**Work required:**
Tally the lines that contain the string "from" and give the number by itself.

**Data records:**
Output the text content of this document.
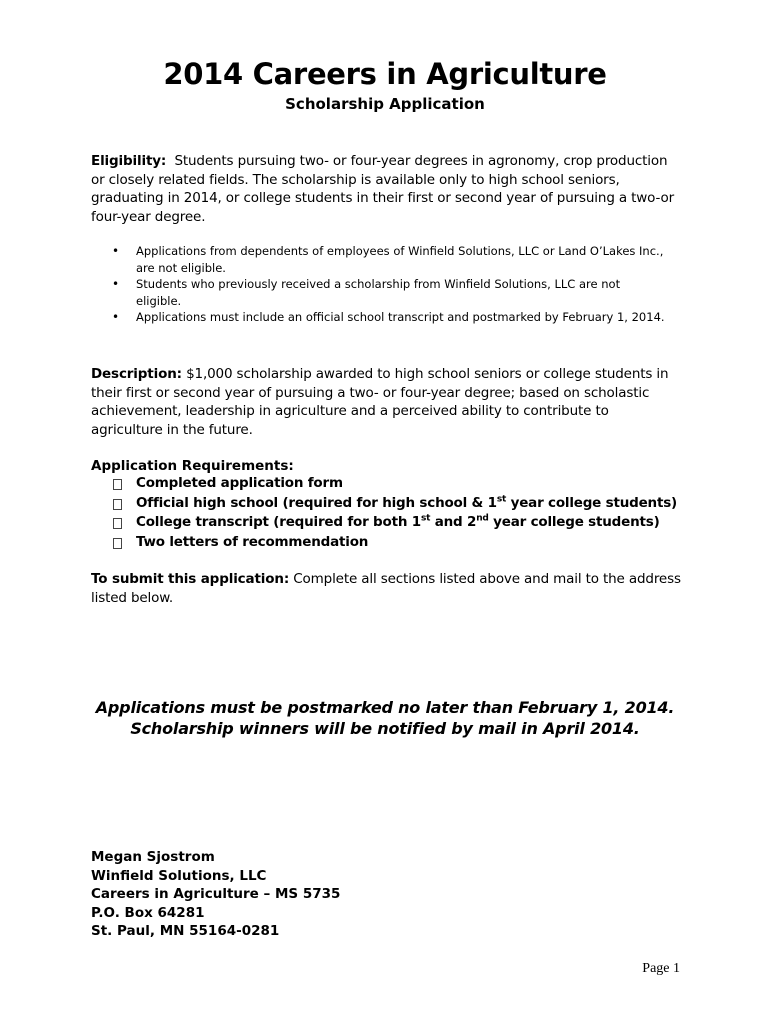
2014 Careers in Agriculture
Scholarship Application
Eligibility: Students pursuing two- or four-year degrees in agronomy, crop production or closely related fields. The scholarship is available only to high school seniors, graduating in 2014, or college students in their first or second year of pursuing a two-or four-year degree.
• Applications from dependents of employees of Winfield Solutions, LLC or Land O’Lakes Inc., are not eligible.
• Students who previously received a scholarship from Winfield Solutions, LLC are not eligible.
• Applications must include an official school transcript and postmarked by February 1, 2014.
Description: $1,000 scholarship awarded to high school seniors or college students in their first or second year of pursuing a two- or four-year degree; based on scholastic achievement, leadership in agriculture and a perceived ability to contribute to agriculture in the future.
Application Requirements:
Completed application form
Official high school (required for high school & 1st year college students)
College transcript (required for both 1st and 2nd year college students)
Two letters of recommendation
To submit this application: Complete all sections listed above and mail to the address listed below.
Applications must be postmarked no later than February 1, 2014.
Scholarship winners will be notified by mail in April 2014.
Megan Sjostrom
Winfield Solutions, LLC
Careers in Agriculture – MS 5735
P.O. Box 64281
St. Paul, MN 55164-0281
Page 1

**Solved exercise:**
2